Data entries

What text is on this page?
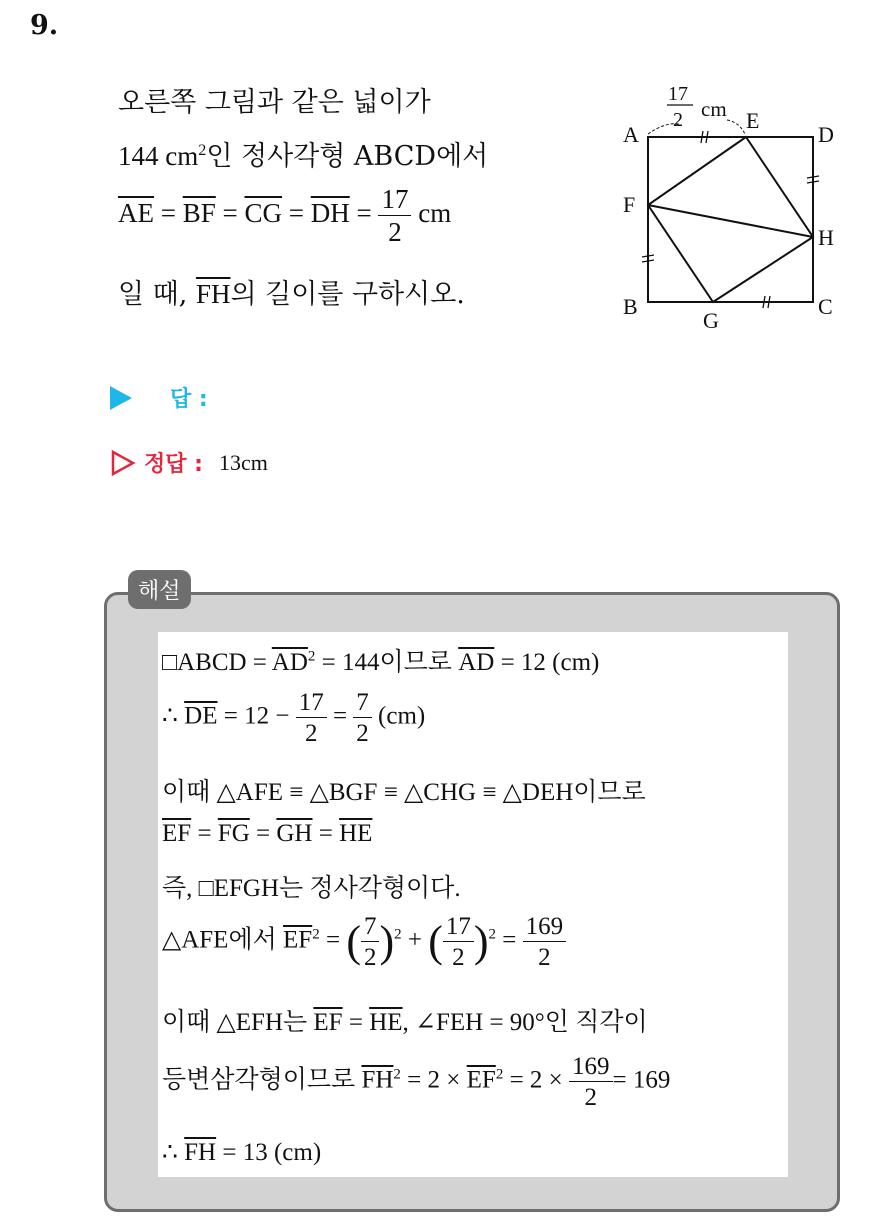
9.
오른쪽 그림과 같은 넓이가
144 $cm^2$인 정사각형 ABCD에서
$\overline{AE} = \overline{BF} = \overline{CG} = \overline{DH} = \frac{17}{2}$ cm
일 때, $\overline{FH}$의 길이를 구하시오.
A
B	C
D
E
F
G
H
17
2 cm
답 :
정답 : 13cm
해설
□ABCD = $\overline{AD}^2 = 144$이므로 $\overline{AD} = 12$ (cm)
∴ $\overline{DE} = 12 - \frac{17}{2} = \frac{7}{2} (cm)$
이때 △AFE ≡ △BGF ≡ △CHG ≡ △DEH이므로
$\overline{EF} = \overline{FG} = \overline{GH} = \overline{HE}$
즉, □EFGH는 정사각형이다.
△AFE에서 $\overline{EF}^2$ = ( $\frac{7}{2} )^2$ + ( $\frac{17}{2} )^2 = \frac{169}{2}$
이때 △EFH는 $\overline{EF} = \overline{HE}$, ∠FEH = 90°인 직각이
등변삼각형이므로 $\overline{FH}^2 = 2 \times \overline{EF}^2 = 2 \times \frac{169}{2} = 169$
∴ $\overline{FH} = 13$ (cm)
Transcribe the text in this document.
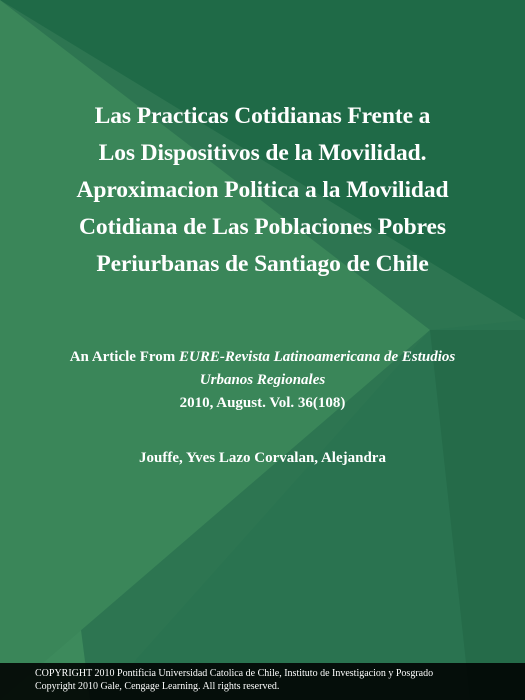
Las Practicas Cotidianas Frente a
Los Dispositivos de la Movilidad.
Aproximacion Politica a la Movilidad
Cotidiana de Las Poblaciones Pobres
Periurbanas de Santiago de Chile
An Article From EURE-Revista Latinoamericana de Estudios
Urbanos Regionales
2010, August. Vol. 36(108)
Jouffe, Yves Lazo Corvalan, Alejandra
COPYRIGHT 2010 Pontificia Universidad Catolica de Chile, Instituto de Investigacion y Posgrado
Copyright 2010 Gale, Cengage Learning. All rights reserved.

PROBLEM TO WORK ON:
Copy out the data above exactly, except the pictures.

COMPLETE OUTPUT:
What text is on this page?
9.
오른쪽 그림과 같은 넓이가
144 $cm^2$인 정사각형 ABCD에서
$\overline{AE} = \overline{BF} = \overline{CG} = \overline{DH} = \frac{17}{2}$ cm
일 때, $\overline{FH}$의 길이를 구하시오.
A
B	C
D
E
F
G
H
17
2 cm
답 :
정답 : 13cm
해설
□ABCD = $\overline{AD}^2 = 144$이므로 $\overline{AD} = 12$ (cm)
∴ $\overline{DE} = 12 - \frac{17}{2} = \frac{7}{2} (cm)$
이때 △AFE ≡ △BGF ≡ △CHG ≡ △DEH이므로
$\overline{EF} = \overline{FG} = \overline{GH} = \overline{HE}$
즉, □EFGH는 정사각형이다.
△AFE에서 $\overline{EF}^2$ = ( $\frac{7}{2} )^2$ + ( $\frac{17}{2} )^2 = \frac{169}{2}$
이때 △EFH는 $\overline{EF} = \overline{HE}$, ∠FEH = 90°인 직각이
등변삼각형이므로 $\overline{FH}^2 = 2 \times \overline{EF}^2 = 2 \times \frac{169}{2} = 169$
∴ $\overline{FH} = 13$ (cm)
Transcribe the text in this document.
Las Practicas Cotidianas Frente a
Los Dispositivos de la Movilidad.
Aproximacion Politica a la Movilidad
Cotidiana de Las Poblaciones Pobres
Periurbanas de Santiago de Chile
An Article From EURE-Revista Latinoamericana de Estudios
Urbanos Regionales
2010, August. Vol. 36(108)
Jouffe, Yves Lazo Corvalan, Alejandra
COPYRIGHT 2010 Pontificia Universidad Catolica de Chile, Instituto de Investigacion y Posgrado
Copyright 2010 Gale, Cengage Learning. All rights reserved.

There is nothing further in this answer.